------ SUPPLIED DATA ------
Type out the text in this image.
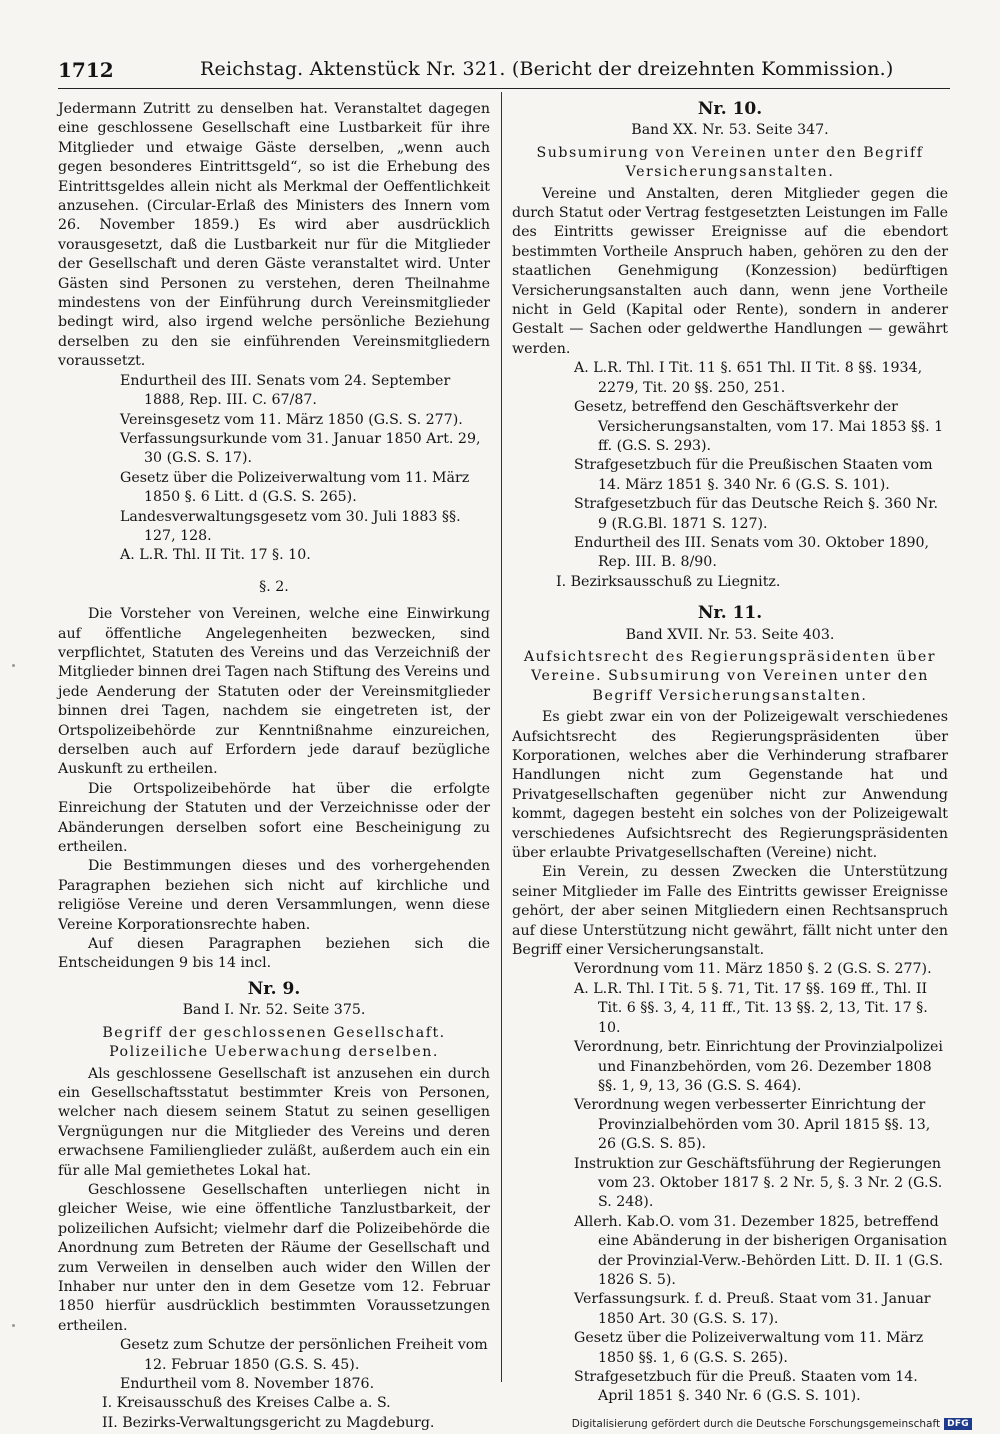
1712	Reichstag. Aktenstück Nr. 321. (Bericht der dreizehnten Kommission.)

Jedermann Zutritt zu denselben hat. Veranstaltet dagegen eine geschlossene Gesellschaft eine Lustbarkeit für ihre Mitglieder und etwaige Gäste derselben, „wenn auch gegen besonderes Eintrittsgeld“, so ist die Erhebung des Eintrittsgeldes allein nicht als Merkmal der Oeffentlichkeit anzusehen. (Circular-Erlaß des Ministers des Innern vom 26. November 1859.) Es wird aber ausdrücklich vorausgesetzt, daß die Lustbarkeit nur für die Mitglieder der Gesellschaft und deren Gäste veranstaltet wird. Unter Gästen sind Personen zu verstehen, deren Theilnahme mindestens von der Einführung durch Vereinsmitglieder bedingt wird, also irgend welche persönliche Beziehung derselben zu den sie einführenden Vereinsmitgliedern voraussetzt.

Endurtheil des III. Senats vom 24. September 1888, Rep. III. C. 67/87.

Vereinsgesetz vom 11. März 1850 (G.S. S. 277).

Verfassungsurkunde vom 31. Januar 1850 Art. 29, 30 (G.S. S. 17).

Gesetz über die Polizeiverwaltung vom 11. März 1850 §. 6 Litt. d (G.S. S. 265).

Landesverwaltungsgesetz vom 30. Juli 1883 §§. 127, 128.

A. L.R. Thl. II Tit. 17 §. 10.

§. 2.

Die Vorsteher von Vereinen, welche eine Einwirkung auf öffentliche Angelegenheiten bezwecken, sind verpflichtet, Statuten des Vereins und das Verzeichniß der Mitglieder binnen drei Tagen nach Stiftung des Vereins und jede Aenderung der Statuten oder der Vereinsmitglieder binnen drei Tagen, nachdem sie eingetreten ist, der Ortspolizeibehörde zur Kenntnißnahme einzureichen, derselben auch auf Erfordern jede darauf bezügliche Auskunft zu ertheilen.

Die Ortspolizeibehörde hat über die erfolgte Einreichung der Statuten und der Verzeichnisse oder der Abänderungen derselben sofort eine Bescheinigung zu ertheilen.

Die Bestimmungen dieses und des vorhergehenden Paragraphen beziehen sich nicht auf kirchliche und religiöse Vereine und deren Versammlungen, wenn diese Vereine Korporationsrechte haben.

Auf diesen Paragraphen beziehen sich die Entscheidungen 9 bis 14 incl.

Nr. 9.

Band I. Nr. 52. Seite 375.

Begriff der geschlossenen Gesellschaft. Polizeiliche Ueberwachung derselben.

Als geschlossene Gesellschaft ist anzusehen ein durch ein Gesellschaftsstatut bestimmter Kreis von Personen, welcher nach diesem seinem Statut zu seinen geselligen Vergnügungen nur die Mitglieder des Vereins und deren erwachsene Familienglieder zuläßt, außerdem auch ein ein für alle Mal gemiethetes Lokal hat.

Geschlossene Gesellschaften unterliegen nicht in gleicher Weise, wie eine öffentliche Tanzlustbarkeit, der polizeilichen Aufsicht; vielmehr darf die Polizeibehörde die Anordnung zum Betreten der Räume der Gesellschaft und zum Verweilen in denselben auch wider den Willen der Inhaber nur unter den in dem Gesetze vom 12. Februar 1850 hierfür ausdrücklich bestimmten Voraussetzungen ertheilen.

Gesetz zum Schutze der persönlichen Freiheit vom 12. Februar 1850 (G.S. S. 45).

Endurtheil vom 8. November 1876.

I. Kreisausschuß des Kreises Calbe a. S.

II. Bezirks-Verwaltungsgericht zu Magdeburg.

Nr. 10.

Band XX. Nr. 53. Seite 347.

Subsumirung von Vereinen unter den Begriff Versicherungsanstalten.

Vereine und Anstalten, deren Mitglieder gegen die durch Statut oder Vertrag festgesetzten Leistungen im Falle des Eintritts gewisser Ereignisse auf die ebendort bestimmten Vortheile Anspruch haben, gehören zu den der staatlichen Genehmigung (Konzession) bedürftigen Versicherungsanstalten auch dann, wenn jene Vortheile nicht in Geld (Kapital oder Rente), sondern in anderer Gestalt — Sachen oder geldwerthe Handlungen — gewährt werden.

A. L.R. Thl. I Tit. 11 §. 651 Thl. II Tit. 8 §§. 1934, 2279, Tit. 20 §§. 250, 251.

Gesetz, betreffend den Geschäftsverkehr der Versicherungsanstalten, vom 17. Mai 1853 §§. 1 ff. (G.S. S. 293).

Strafgesetzbuch für die Preußischen Staaten vom 14. März 1851 §. 340 Nr. 6 (G.S. S. 101).

Strafgesetzbuch für das Deutsche Reich §. 360 Nr. 9 (R.G.Bl. 1871 S. 127).

Endurtheil des III. Senats vom 30. Oktober 1890, Rep. III. B. 8/90.

I. Bezirksausschuß zu Liegnitz.

Nr. 11.

Band XVII. Nr. 53. Seite 403.

Aufsichtsrecht des Regierungspräsidenten über Vereine. Subsumirung von Vereinen unter den Begriff Versicherungsanstalten.

Es giebt zwar ein von der Polizeigewalt verschiedenes Aufsichtsrecht des Regierungspräsidenten über Korporationen, welches aber die Verhinderung strafbarer Handlungen nicht zum Gegenstande hat und Privatgesellschaften gegenüber nicht zur Anwendung kommt, dagegen besteht ein solches von der Polizeigewalt verschiedenes Aufsichtsrecht des Regierungspräsidenten über erlaubte Privatgesellschaften (Vereine) nicht.

Ein Verein, zu dessen Zwecken die Unterstützung seiner Mitglieder im Falle des Eintritts gewisser Ereignisse gehört, der aber seinen Mitgliedern einen Rechtsanspruch auf diese Unterstützung nicht gewährt, fällt nicht unter den Begriff einer Versicherungsanstalt.

Verordnung vom 11. März 1850 §. 2 (G.S. S. 277).

A. L.R. Thl. I Tit. 5 §. 71, Tit. 17 §§. 169 ff., Thl. II Tit. 6 §§. 3, 4, 11 ff., Tit. 13 §§. 2, 13, Tit. 17 §. 10.

Verordnung, betr. Einrichtung der Provinzialpolizei und Finanzbehörden, vom 26. Dezember 1808 §§. 1, 9, 13, 36 (G.S. S. 464).

Verordnung wegen verbesserter Einrichtung der Provinzialbehörden vom 30. April 1815 §§. 13, 26 (G.S. S. 85).

Instruktion zur Geschäftsführung der Regierungen vom 23. Oktober 1817 §. 2 Nr. 5, §. 3 Nr. 2 (G.S. S. 248).

Allerh. Kab.O. vom 31. Dezember 1825, betreffend eine Abänderung in der bisherigen Organisation der Provinzial-Verw.-Behörden Litt. D. II. 1 (G.S. 1826 S. 5).

Verfassungsurk. f. d. Preuß. Staat vom 31. Januar 1850 Art. 30 (G.S. S. 17).

Gesetz über die Polizeiverwaltung vom 11. März 1850 §§. 1, 6 (G.S. S. 265).

Strafgesetzbuch für die Preuß. Staaten vom 14. April 1851 §. 340 Nr. 6 (G.S. S. 101).

Digitalisierung gefördert durch die Deutsche Forschungsgemeinschaft DFG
------
WORK TO COMPLETE:
Say only how many lines in the records carry the word "seinen".

WRITTEN SOLUTION:
2